Prompt: Records follow. Copy every line with "card".

──────

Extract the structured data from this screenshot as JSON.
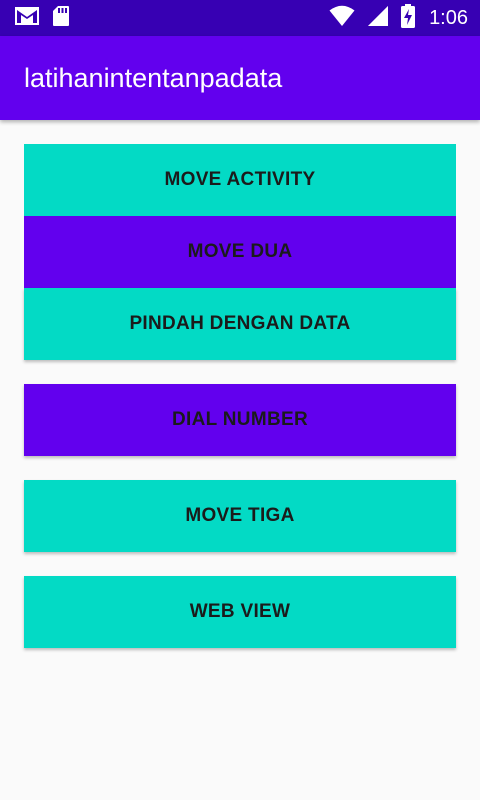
{
  "status_bar": {
    "time": "1:06",
    "icons": [
      "gmail-icon",
      "sd-card-icon",
      "wifi-icon",
      "signal-icon",
      "battery-charging-icon"
    ]
  },
  "app_bar": {
    "title": "latihanintentanpadata"
  },
  "buttons": [
    {
      "label": "MOVE ACTIVITY",
      "color": "#03dac5"
    },
    {
      "label": "MOVE DUA",
      "color": "#6200ee"
    },
    {
      "label": "PINDAH DENGAN DATA",
      "color": "#03dac5"
    },
    {
      "label": "DIAL NUMBER",
      "color": "#6200ee"
    },
    {
      "label": "MOVE TIGA",
      "color": "#03dac5"
    },
    {
      "label": "WEB VIEW",
      "color": "#03dac5"
    }
  ],
  "colors": {
    "status_bar": "#3700b3",
    "primary": "#6200ee",
    "accent": "#03dac5",
    "background": "#fafafa"
  }
}
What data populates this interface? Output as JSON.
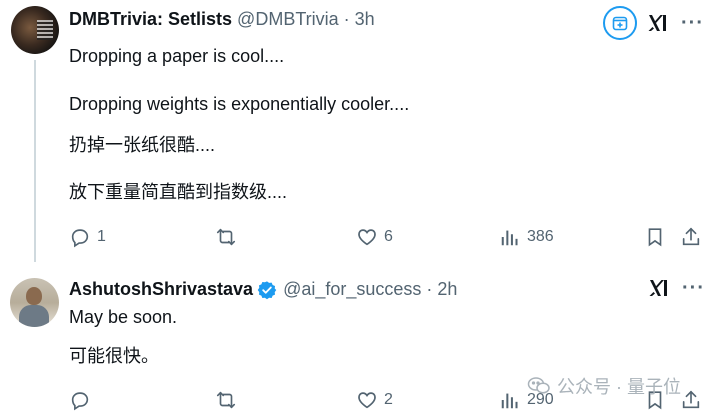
{
  "tweets": [
    {
      "author": {
        "name": "DMBTrivia: Setlists",
        "handle": "@DMBTrivia",
        "separator": "·",
        "time": "3h"
      },
      "lines": [
        "Dropping a paper is cool....",
        "Dropping weights is exponentially cooler....",
        "扔掉一张纸很酷....",
        "放下重量简直酷到指数级...."
      ],
      "stats": {
        "replies": "1",
        "retweets": "",
        "likes": "6",
        "views": "386"
      },
      "icons": [
        "grok-icon",
        "xai-icon",
        "more-icon"
      ]
    },
    {
      "author": {
        "name": "AshutoshShrivastava",
        "handle": "@ai_for_success",
        "separator": "·",
        "time": "2h",
        "verified": true
      },
      "lines": [
        "May be soon.",
        "可能很快。"
      ],
      "stats": {
        "replies": "",
        "retweets": "",
        "likes": "2",
        "views": "290"
      },
      "icons": [
        "xai-icon",
        "more-icon"
      ]
    }
  ],
  "more_glyph": "···",
  "watermark": {
    "text": "公众号 · 量子位"
  },
  "colors": {
    "accent": "#1d9bf0",
    "secondary_text": "#536471",
    "primary_text": "#0f1419",
    "thread_line": "#cfd9de"
  }
}
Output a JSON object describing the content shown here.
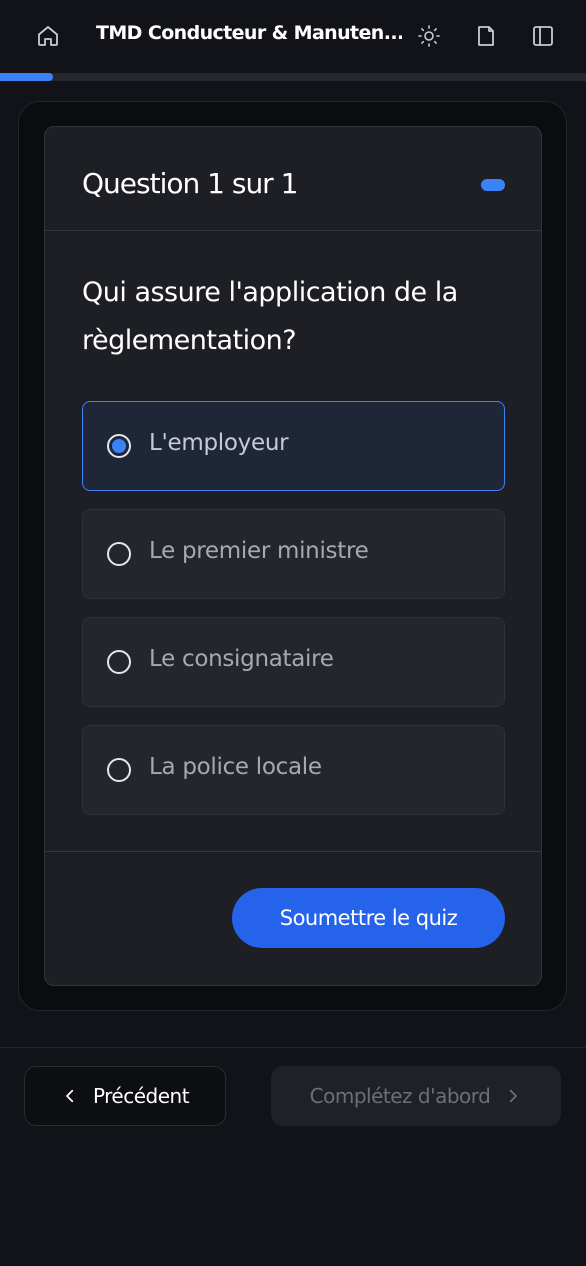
{
  "header": {
    "title": "TMD Conducteur & Manuten...",
    "icons": [
      "home-icon",
      "sun-icon",
      "document-icon",
      "sidebar-toggle-icon"
    ]
  },
  "progress": {
    "percent": 9
  },
  "quiz": {
    "counter": "Question 1 sur 1",
    "question": "Qui assure l'application de la règlementation?",
    "options": [
      {
        "label": "L'employeur",
        "selected": true
      },
      {
        "label": "Le premier ministre",
        "selected": false
      },
      {
        "label": "Le consignataire",
        "selected": false
      },
      {
        "label": "La police locale",
        "selected": false
      }
    ],
    "submit_label": "Soumettre le quiz"
  },
  "navigation": {
    "prev_label": "Précédent",
    "next_label": "Complétez d'abord"
  },
  "colors": {
    "accent": "#3b82f6",
    "button": "#2563eb",
    "background": "#111318",
    "card": "#1d1f24"
  }
}
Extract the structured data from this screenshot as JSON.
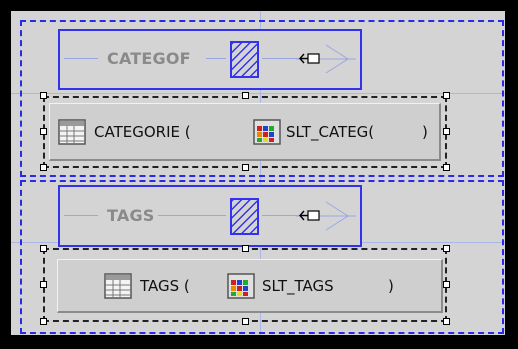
{
  "colors": {
    "accent_blue": "#3333ee",
    "guide_blue": "#a9b6e6",
    "canvas_gray": "#d4d4d4"
  },
  "sections": [
    {
      "band_label": "CATEGOF",
      "field": {
        "name_text": "CATEGORIE (",
        "source_text": "SLT_CATEG(",
        "close_text": ")",
        "table_icon": "table-grid-icon",
        "source_icon": "colored-blocks-icon"
      }
    },
    {
      "band_label": "TAGS",
      "field": {
        "name_text": "TAGS  (",
        "source_text": "SLT_TAGS",
        "close_text": ")",
        "table_icon": "table-grid-icon",
        "source_icon": "colored-blocks-icon"
      }
    }
  ],
  "icons": {
    "band_swatch": "hatched-swatch-icon",
    "band_arrow": "arrow-left-icon"
  }
}
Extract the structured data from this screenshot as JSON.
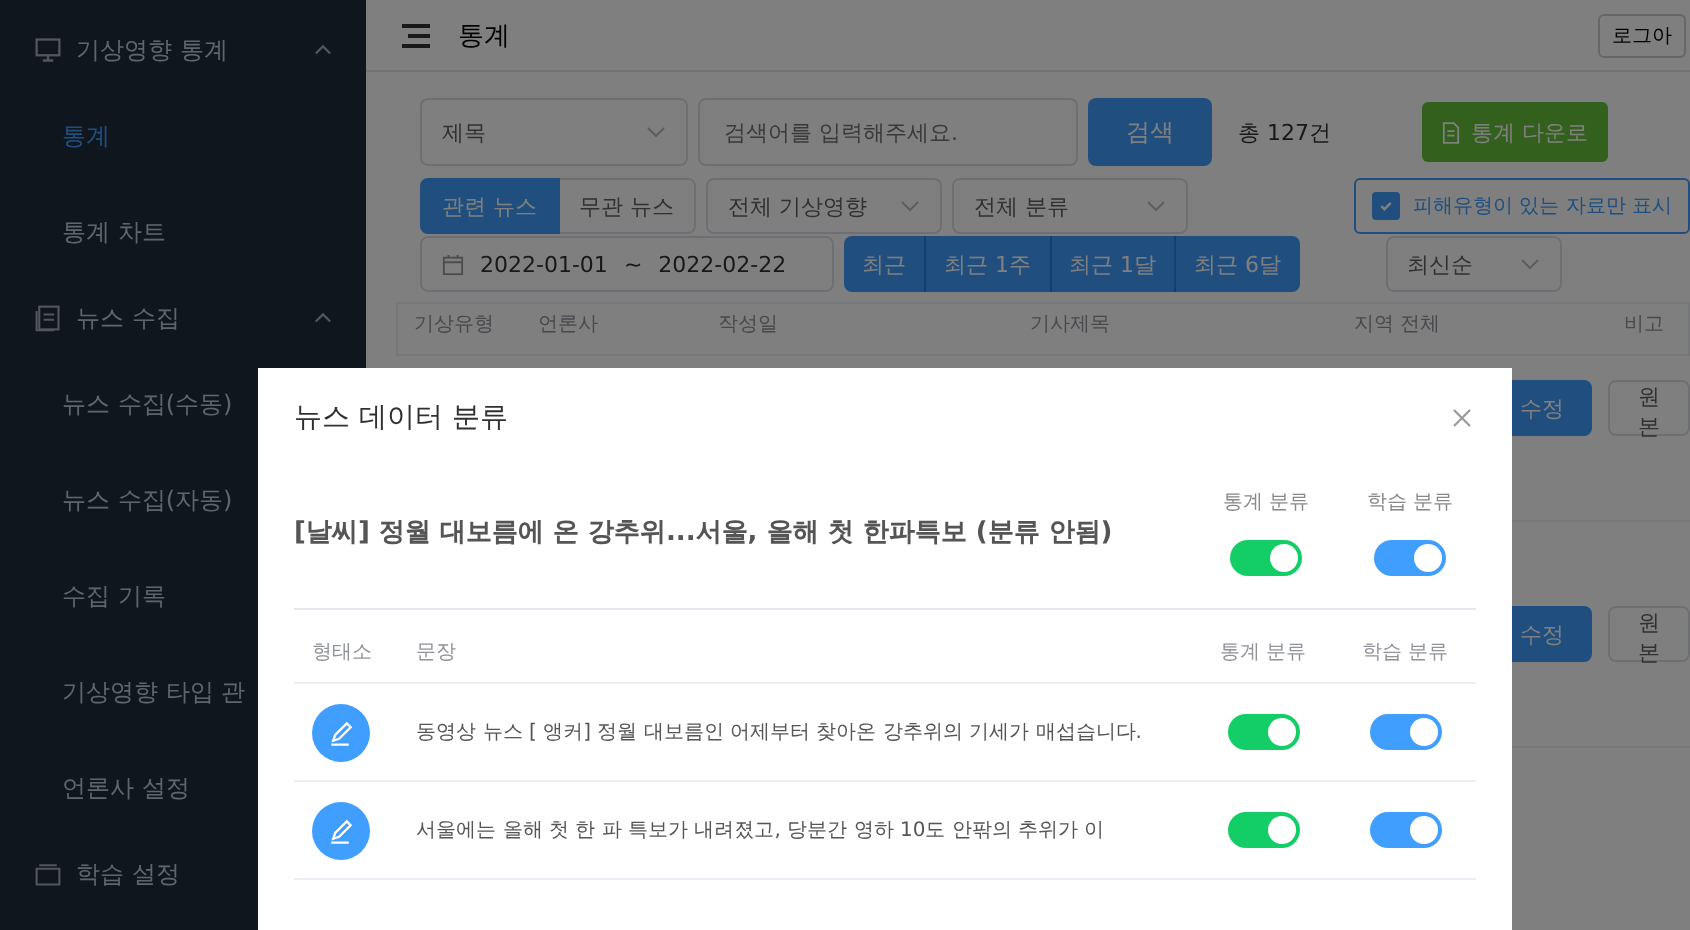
{
  "sidebar": {
    "sections": [
      {
        "label": "기상영향 통계",
        "expanded": true,
        "items": [
          {
            "label": "통계",
            "selected": true
          },
          {
            "label": "통계 차트",
            "selected": false
          }
        ]
      },
      {
        "label": "뉴스 수집",
        "expanded": true,
        "items": [
          {
            "label": "뉴스 수집(수동)",
            "selected": false
          },
          {
            "label": "뉴스 수집(자동)",
            "selected": false
          },
          {
            "label": "수집 기록",
            "selected": false
          },
          {
            "label": "기상영향 타입 관",
            "selected": false
          },
          {
            "label": "언론사 설정",
            "selected": false
          }
        ]
      },
      {
        "label": "학습 설정"
      }
    ]
  },
  "header": {
    "title": "통계",
    "logout": "로그아"
  },
  "search": {
    "field_select": "제목",
    "placeholder": "검색어를 입력해주세요.",
    "button": "검색",
    "total": "총 127건",
    "download": "통계 다운로"
  },
  "news_tabs": [
    {
      "label": "관련 뉴스",
      "selected": true
    },
    {
      "label": "무관 뉴스",
      "selected": false
    }
  ],
  "filters": [
    "전체 기상영향",
    "전체 분류"
  ],
  "damage_only": {
    "label": "피해유형이 있는 자료만 표시",
    "checked": true
  },
  "date_range": {
    "start": "2022-01-01",
    "separator": "~",
    "end": "2022-02-22"
  },
  "period_buttons": [
    "최근",
    "최근 1주",
    "최근 1달",
    "최근 6달"
  ],
  "sort": "최신순",
  "table": {
    "columns": [
      "기상유형",
      "언론사",
      "작성일",
      "기사제목",
      "지역 전체",
      "비고"
    ],
    "rows": [
      {
        "edit": "수정",
        "original": "원본"
      },
      {
        "edit": "수정",
        "original": "원본"
      }
    ]
  },
  "modal": {
    "title": "뉴스 데이터 분류",
    "article_title": "[날씨] 정월 대보름에 온 강추위...서울, 올해 첫 한파특보 (분류 안됨)",
    "toggle_labels": [
      "통계 분류",
      "학습 분류"
    ],
    "article_toggles": [
      {
        "on": true
      },
      {
        "on": true
      }
    ],
    "columns": [
      "형태소",
      "문장",
      "통계 분류",
      "학습 분류"
    ],
    "sentences": [
      {
        "text": "동영상 뉴스 [ 앵커] 정월 대보름인 어제부터 찾아온 강추위의 기세가 매섭습니다.",
        "toggles": [
          {
            "on": true
          },
          {
            "on": true
          }
        ]
      },
      {
        "text": "서울에는 올해 첫 한 파 특보가 내려졌고, 당분간 영하 10도 안팎의 추위가 이",
        "toggles": [
          {
            "on": true
          },
          {
            "on": true
          }
        ]
      }
    ]
  }
}
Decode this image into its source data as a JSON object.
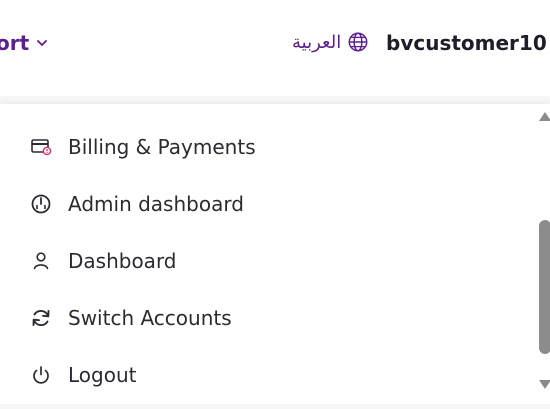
{
  "header": {
    "support_label": "ort",
    "language_label": "العربية",
    "username": "bvcustomer10"
  },
  "menu": {
    "items": [
      {
        "label": "Billing & Payments",
        "icon": "billing-card-icon"
      },
      {
        "label": "Admin dashboard",
        "icon": "gauge-icon"
      },
      {
        "label": "Dashboard",
        "icon": "user-icon"
      },
      {
        "label": "Switch Accounts",
        "icon": "refresh-icon"
      },
      {
        "label": "Logout",
        "icon": "power-icon"
      }
    ]
  },
  "colors": {
    "accent": "#5b1f8f",
    "text": "#2b2b33",
    "username": "#1e1e2a",
    "billing_badge": "#e0245e"
  }
}
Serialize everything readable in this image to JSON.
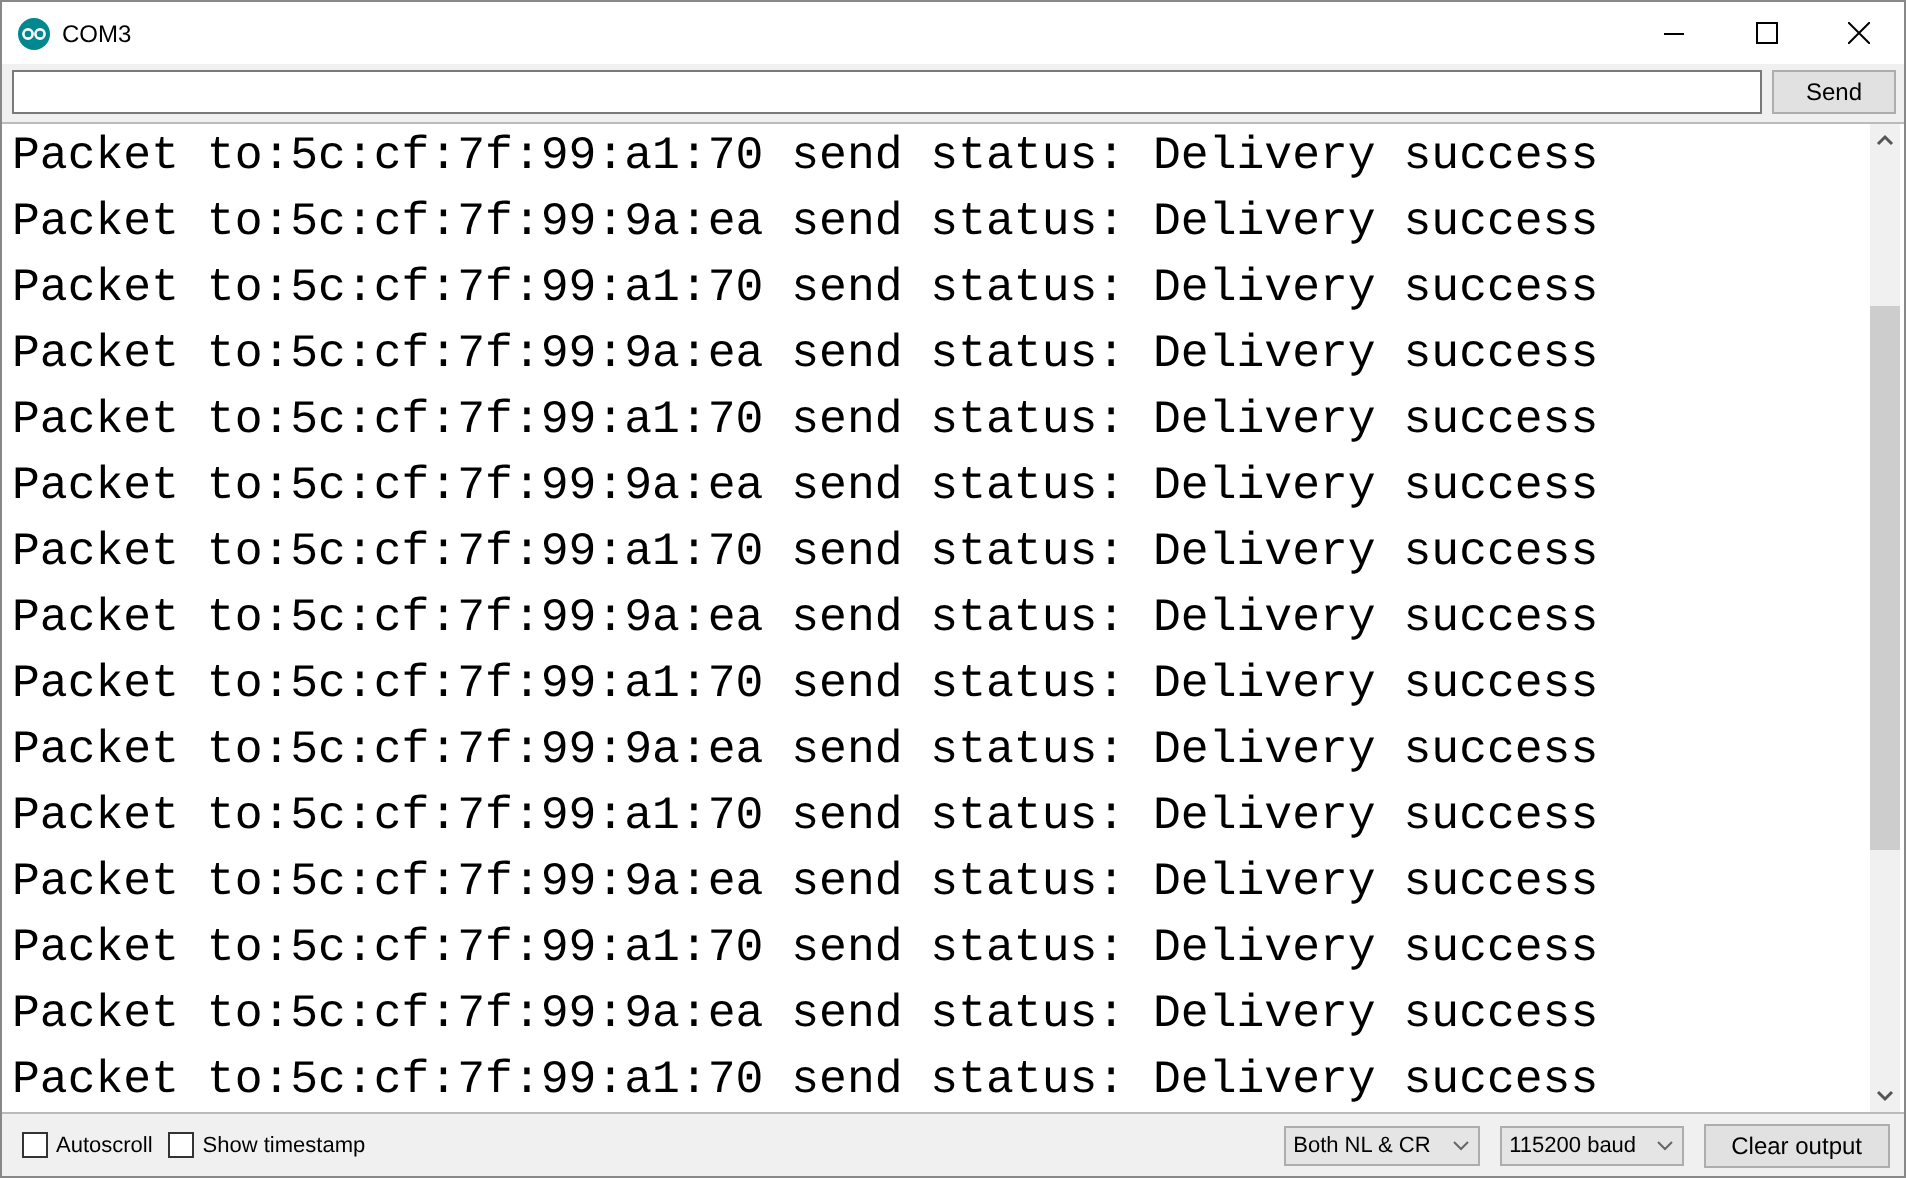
{
  "window": {
    "title": "COM3"
  },
  "send_button": "Send",
  "output_lines": [
    "Packet to:5c:cf:7f:99:a1:70 send status: Delivery success",
    "Packet to:5c:cf:7f:99:9a:ea send status: Delivery success",
    "Packet to:5c:cf:7f:99:a1:70 send status: Delivery success",
    "Packet to:5c:cf:7f:99:9a:ea send status: Delivery success",
    "Packet to:5c:cf:7f:99:a1:70 send status: Delivery success",
    "Packet to:5c:cf:7f:99:9a:ea send status: Delivery success",
    "Packet to:5c:cf:7f:99:a1:70 send status: Delivery success",
    "Packet to:5c:cf:7f:99:9a:ea send status: Delivery success",
    "Packet to:5c:cf:7f:99:a1:70 send status: Delivery success",
    "Packet to:5c:cf:7f:99:9a:ea send status: Delivery success",
    "Packet to:5c:cf:7f:99:a1:70 send status: Delivery success",
    "Packet to:5c:cf:7f:99:9a:ea send status: Delivery success",
    "Packet to:5c:cf:7f:99:a1:70 send status: Delivery success",
    "Packet to:5c:cf:7f:99:9a:ea send status: Delivery success",
    "Packet to:5c:cf:7f:99:a1:70 send status: Delivery success"
  ],
  "options": [
    {
      "label": "Autoscroll",
      "checked": false
    },
    {
      "label": "Show timestamp",
      "checked": false
    }
  ],
  "line_ending": "Both NL & CR",
  "baud_rate": "115200 baud",
  "clear_button": "Clear output"
}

──────

Worked answer:
      "sd-card-icon",
    "card": "#1d1f24"
        "icon": "billing-card-icon"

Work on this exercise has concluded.